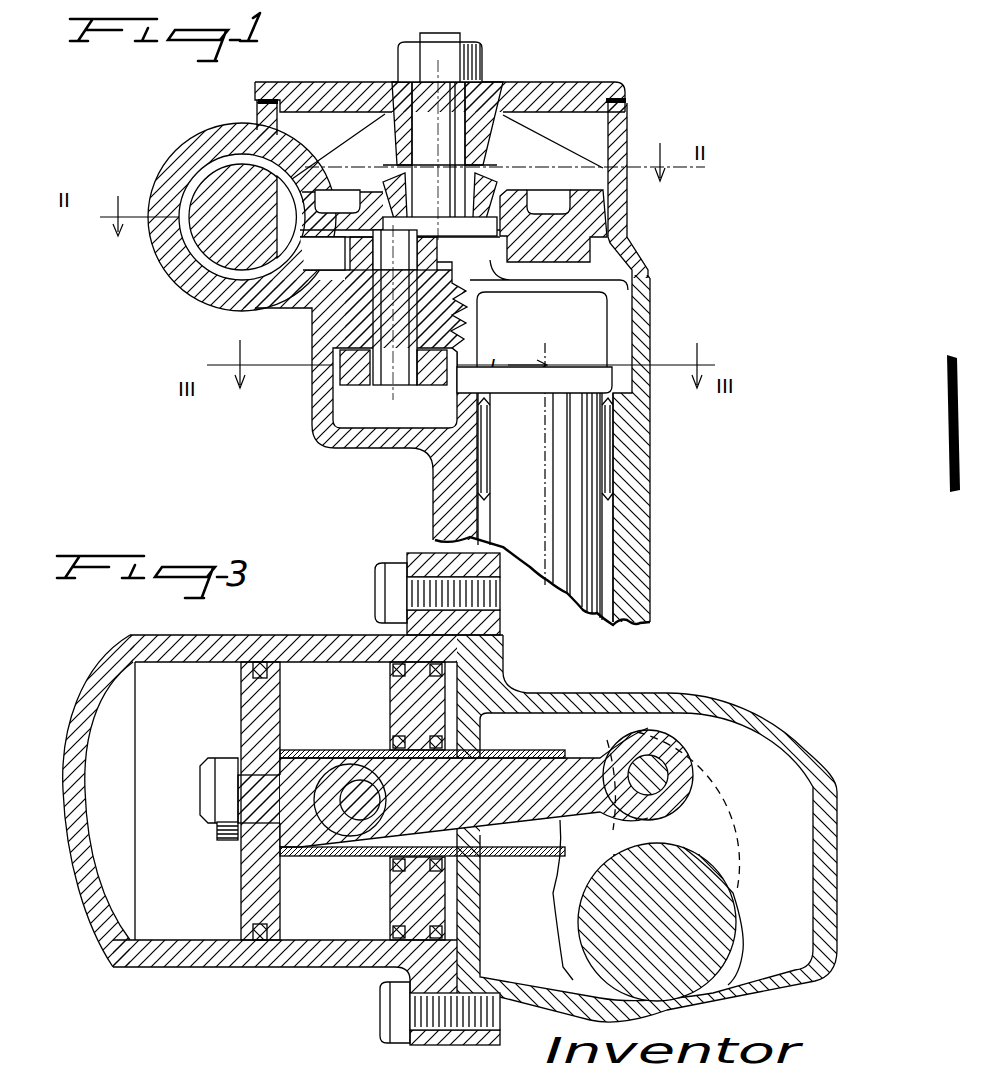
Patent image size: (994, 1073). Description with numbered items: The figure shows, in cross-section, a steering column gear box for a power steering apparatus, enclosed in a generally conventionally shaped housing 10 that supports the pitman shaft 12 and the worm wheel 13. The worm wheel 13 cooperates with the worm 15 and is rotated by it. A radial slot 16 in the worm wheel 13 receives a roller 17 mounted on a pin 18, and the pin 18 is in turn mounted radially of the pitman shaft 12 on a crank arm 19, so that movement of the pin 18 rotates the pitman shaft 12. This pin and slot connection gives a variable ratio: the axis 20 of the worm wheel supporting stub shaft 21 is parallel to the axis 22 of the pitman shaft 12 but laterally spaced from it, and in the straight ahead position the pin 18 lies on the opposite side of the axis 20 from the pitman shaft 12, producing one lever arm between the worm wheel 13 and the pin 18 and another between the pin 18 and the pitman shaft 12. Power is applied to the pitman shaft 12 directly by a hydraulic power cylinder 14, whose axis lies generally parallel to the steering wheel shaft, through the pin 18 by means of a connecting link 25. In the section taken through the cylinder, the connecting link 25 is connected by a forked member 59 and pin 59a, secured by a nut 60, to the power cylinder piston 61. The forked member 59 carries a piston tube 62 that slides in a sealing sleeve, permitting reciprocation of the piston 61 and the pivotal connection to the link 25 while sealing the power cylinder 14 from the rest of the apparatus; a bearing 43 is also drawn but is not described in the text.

In FIG. 1, the housing 10 is at (460, 508).
In FIG. 1, the pitman shaft 12 is at (587, 547).
In FIG. 3, the pitman shaft 12 is at (687, 963).
In FIG. 1, the worm wheel 13 is at (330, 200).
In FIG. 3, the power cylinder 14 is at (295, 955).
In FIG. 1, the worm 15 is at (222, 233).
In FIG. 1, the radial slot 16 is at (322, 252).
In FIG. 1, the roller 17 is at (423, 244).
In FIG. 1, the pin 18 is at (385, 372).
In FIG. 3, the pin 18 is at (653, 770).
In FIG. 1, the crank arm 19 is at (470, 373).
In FIG. 3, the crank arm 19 is at (727, 805).
In FIG. 1, the axis of the worm wheel stub shaft 20 is at (437, 150).
In FIG. 1, the stub shaft 21 is at (453, 108).
In FIG. 1, the axis of the pitman shaft 22 is at (547, 502).
In FIG. 1, the connecting link 25 is at (357, 373).
In FIG. 3, the connecting link 25 is at (583, 777).
In FIG. 3, the bearing 43 is at (405, 700).
In FIG. 3, the forked member 59 is at (318, 837).
In FIG. 3, the pin 59a is at (357, 807).
In FIG. 3, the nut 60 is at (223, 768).
In FIG. 3, the power cylinder piston 61 is at (250, 885).
In FIG. 3, the piston tube 62 is at (332, 750).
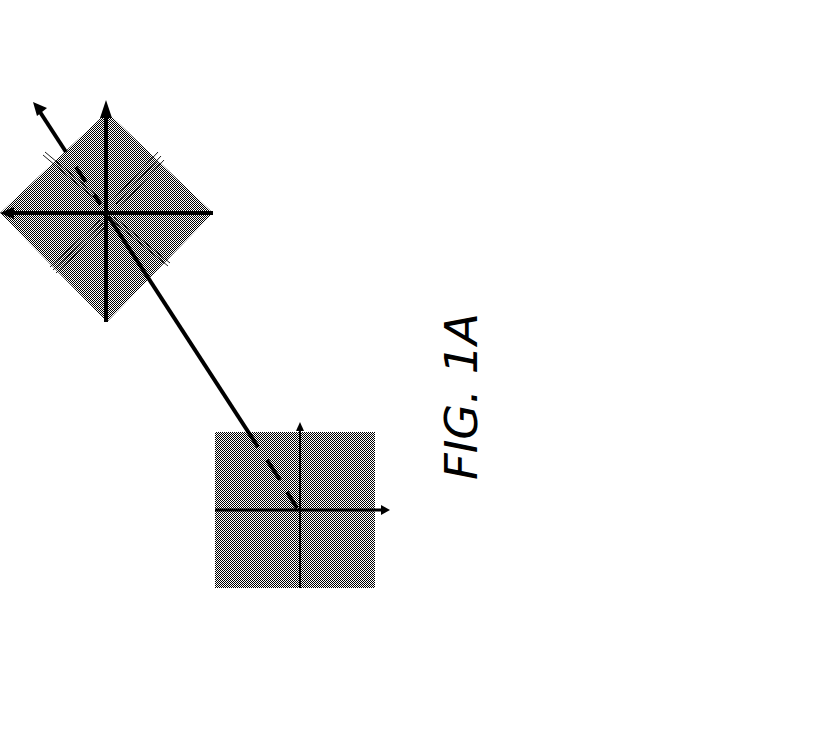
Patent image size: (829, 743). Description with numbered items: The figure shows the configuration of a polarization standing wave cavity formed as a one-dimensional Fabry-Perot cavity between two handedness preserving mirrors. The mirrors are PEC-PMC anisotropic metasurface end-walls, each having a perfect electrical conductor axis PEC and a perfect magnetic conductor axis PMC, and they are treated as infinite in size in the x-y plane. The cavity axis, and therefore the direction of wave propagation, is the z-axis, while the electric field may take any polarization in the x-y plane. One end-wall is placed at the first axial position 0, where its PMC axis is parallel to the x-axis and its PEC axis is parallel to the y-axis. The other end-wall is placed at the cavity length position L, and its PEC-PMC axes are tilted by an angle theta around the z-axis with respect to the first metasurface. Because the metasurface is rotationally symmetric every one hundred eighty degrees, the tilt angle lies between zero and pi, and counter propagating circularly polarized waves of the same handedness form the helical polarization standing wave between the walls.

The cavity length position z= L is at (129, 268).
The end-wall position z= 0 is at (302, 505).
The perfect magnetic conductor axis PMC is at (103, 328).
The perfect electrical conductor axis PEC is at (220, 265).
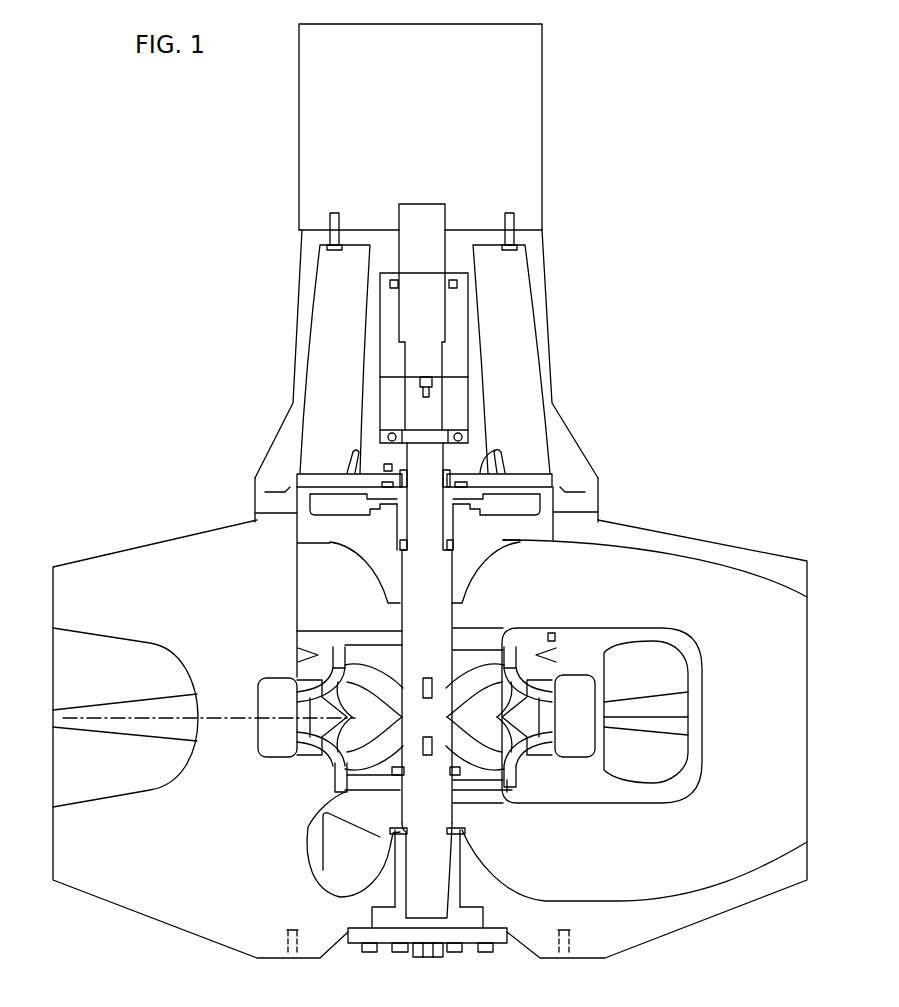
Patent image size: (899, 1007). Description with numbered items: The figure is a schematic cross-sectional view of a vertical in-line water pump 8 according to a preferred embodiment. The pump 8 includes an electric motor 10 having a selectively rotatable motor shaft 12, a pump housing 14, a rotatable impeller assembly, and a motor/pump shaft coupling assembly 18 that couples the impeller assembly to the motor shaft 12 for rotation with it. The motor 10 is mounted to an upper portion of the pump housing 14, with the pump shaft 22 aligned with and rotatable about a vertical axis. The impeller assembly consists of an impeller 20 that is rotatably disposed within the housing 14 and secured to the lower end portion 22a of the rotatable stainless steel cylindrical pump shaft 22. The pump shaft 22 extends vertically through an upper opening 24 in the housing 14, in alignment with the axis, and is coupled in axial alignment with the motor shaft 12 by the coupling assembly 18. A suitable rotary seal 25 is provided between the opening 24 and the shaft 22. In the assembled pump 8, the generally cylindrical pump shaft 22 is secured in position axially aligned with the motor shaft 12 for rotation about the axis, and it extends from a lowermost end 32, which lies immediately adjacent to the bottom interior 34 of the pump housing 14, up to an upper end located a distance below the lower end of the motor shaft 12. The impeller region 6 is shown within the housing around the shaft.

The impeller 6 is at (444, 668).
The vertical in-line water pump 8 is at (600, 282).
The electric motor 10 is at (431, 122).
The motor shaft 12 is at (437, 262).
The pump housing 14 is at (229, 899).
The motor/pump shaft coupling assembly 18 is at (458, 353).
The impeller 20 is at (335, 767).
The pump shaft 22 is at (467, 680).
The lower end portion of the pump shaft 22a is at (460, 793).
The upper opening 24 is at (474, 476).
The rotary seal 25 is at (386, 463).
The lowermost end 32 is at (480, 913).
The bottom interior 34 is at (372, 918).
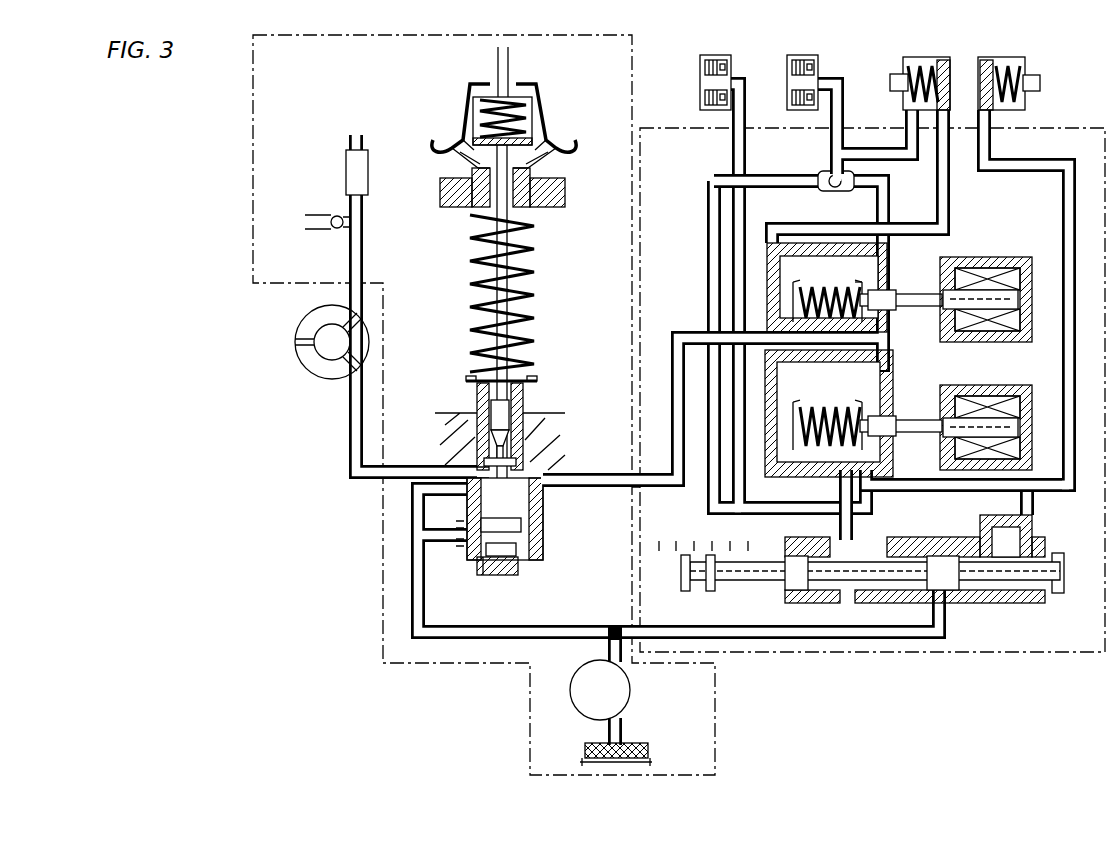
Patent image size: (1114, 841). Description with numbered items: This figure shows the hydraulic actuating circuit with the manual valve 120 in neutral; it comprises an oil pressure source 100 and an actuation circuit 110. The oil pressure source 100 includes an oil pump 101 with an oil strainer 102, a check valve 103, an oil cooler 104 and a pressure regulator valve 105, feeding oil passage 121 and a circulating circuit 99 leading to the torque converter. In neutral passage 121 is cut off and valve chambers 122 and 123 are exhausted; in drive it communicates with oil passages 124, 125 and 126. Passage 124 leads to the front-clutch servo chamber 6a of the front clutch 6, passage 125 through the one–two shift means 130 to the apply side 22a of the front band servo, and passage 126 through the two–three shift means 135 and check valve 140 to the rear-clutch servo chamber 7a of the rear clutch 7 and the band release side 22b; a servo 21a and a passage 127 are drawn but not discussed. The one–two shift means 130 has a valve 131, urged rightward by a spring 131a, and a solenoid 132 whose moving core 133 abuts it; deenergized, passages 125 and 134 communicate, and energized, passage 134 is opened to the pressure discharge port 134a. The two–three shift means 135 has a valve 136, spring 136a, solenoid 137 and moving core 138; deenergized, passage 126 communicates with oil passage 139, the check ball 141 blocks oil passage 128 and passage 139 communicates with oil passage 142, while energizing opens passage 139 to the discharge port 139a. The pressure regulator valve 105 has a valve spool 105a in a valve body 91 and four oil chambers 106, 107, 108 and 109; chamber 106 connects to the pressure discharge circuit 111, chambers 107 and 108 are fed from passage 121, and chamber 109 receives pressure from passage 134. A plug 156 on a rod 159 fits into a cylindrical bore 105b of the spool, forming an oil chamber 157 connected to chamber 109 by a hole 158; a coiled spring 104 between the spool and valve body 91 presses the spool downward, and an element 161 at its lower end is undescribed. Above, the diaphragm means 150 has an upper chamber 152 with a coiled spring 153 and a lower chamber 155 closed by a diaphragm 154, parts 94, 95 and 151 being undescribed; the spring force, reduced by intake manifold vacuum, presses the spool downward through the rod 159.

The first shift solenoid valve 6 is at (703, 58).
The passage from solenoid valve 6 6a is at (735, 60).
The second shift solenoid valve 7 is at (795, 52).
The passage from solenoid valve 7 7a is at (820, 62).
The solenoid actuator 21a is at (985, 57).
The passage from solenoid 22 22a is at (940, 57).
The solenoid actuator 22b is at (922, 64).
The valve housing 91 is at (562, 196).
The diaphragm cover 94 is at (540, 86).
The diaphragm 95 is at (462, 122).
The oil pump passage 99 is at (361, 478).
The transmission unit 100 is at (715, 690).
The oil pump 101 is at (630, 690).
The oil strainer 102 is at (635, 745).
The relief passage 103 is at (330, 228).
The pressure regulating passage 104 is at (368, 178).
The pressure regulating valve 105 is at (468, 405).
The valve flange 105a is at (520, 381).
The valve flange 105b is at (478, 378).
The valve element 106 is at (516, 459).
The valve body 107 is at (543, 497).
The valve land 108 is at (516, 549).
The valve plug 109 is at (508, 572).
The hydraulic control unit 110 is at (778, 655).
The inlet port 111 is at (470, 459).
The manual valve spool 120 is at (730, 584).
The line pressure passage 121 is at (413, 515).
The manual valve body 122 is at (852, 593).
The manual valve end 123 is at (1030, 603).
The port 124 is at (875, 529).
The port 125 is at (868, 502).
The passage 126 is at (830, 528).
The passage 127 is at (1072, 502).
The passage 128 is at (708, 252).
The second shift valve 130 is at (940, 386).
The shift valve spool 131 is at (906, 448).
The shift valve passage 131a is at (800, 430).
The solenoid coil 132 is at (993, 398).
The passage 133 is at (1012, 462).
The passage 134 is at (600, 478).
The port 134a is at (852, 379).
The first shift valve 135 is at (952, 259).
The shift valve spool 136 is at (903, 353).
The shift valve passage 136a is at (805, 298).
The solenoid coil 137 is at (992, 270).
The solenoid plunger 138 is at (1012, 331).
The valve stem 139 is at (901, 278).
The spring seat 139a is at (860, 279).
The check valve 140 is at (825, 191).
The check valve passage 141 is at (845, 191).
The passage 142 is at (830, 159).
The diaphragm actuator 150 is at (425, 112).
The actuator rod 151 is at (512, 50).
The spring housing 152 is at (535, 105).
The actuator spring 153 is at (490, 98).
The diaphragm 154 is at (555, 134).
The diaphragm retainer 155 is at (545, 150).
The valve plug 156 is at (512, 410).
The valve seat 157 is at (512, 432).
The valve land 158 is at (521, 525).
The regulating spring 159 is at (515, 241).
The drain port 161 is at (482, 562).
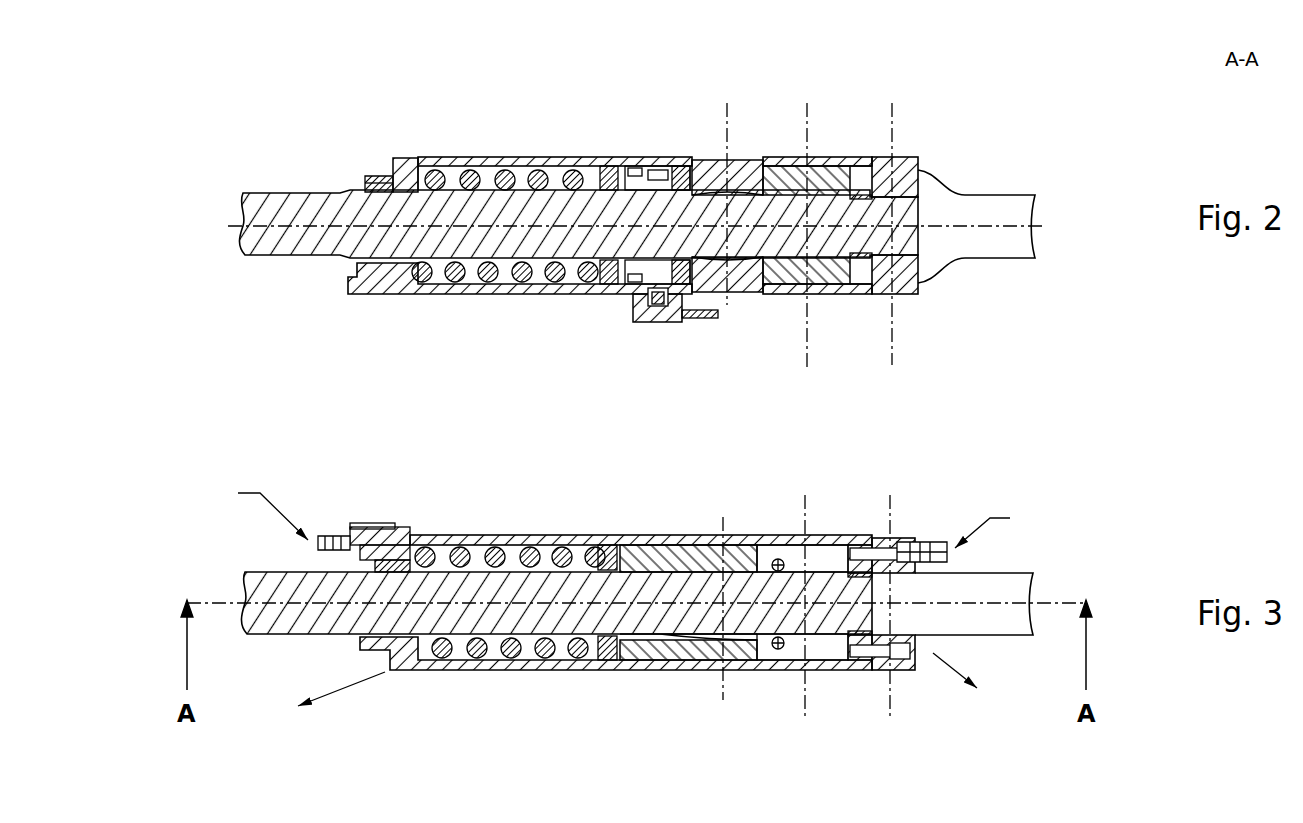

* * *

§ **Aim of the task**: Write out the lines in the items above, beginning with the line that contains "Patent image size: (829, 743)." and continuing through the line that contains "The perfect electrical", keeping every line the same.

§ **Final result**:
Patent image size: (829, 743). Description with numbered items: The figure shows the configuration of a polarization standing wave cavity formed as a one-dimensional Fabry-Perot cavity between two handedness preserving mirrors. The mirrors are PEC-PMC anisotropic metasurface end-walls, each having a perfect electrical conductor axis PEC and a perfect magnetic conductor axis PMC, and they are treated as infinite in size in the x-y plane. The cavity axis, and therefore the direction of wave propagation, is the z-axis, while the electric field may take any polarization in the x-y plane. One end-wall is placed at the first axial position 0, where its PMC axis is parallel to the x-axis and its PEC axis is parallel to the y-axis. The other end-wall is placed at the cavity length position L, and its PEC-PMC axes are tilted by an angle theta around the z-axis with respect to the first metasurface. Because the metasurface is rotationally symmetric every one hundred eighty degrees, the tilt angle lies between zero and pi, and counter propagating circularly polarized waves of the same handedness form the helical polarization standing wave between the walls.

The cavity length position z= L is at (129, 268).
The end-wall position z= 0 is at (302, 505).
The perfect magnetic conductor axis PMC is at (103, 328).
The perfect electrical conductor axis PEC is at (220, 265).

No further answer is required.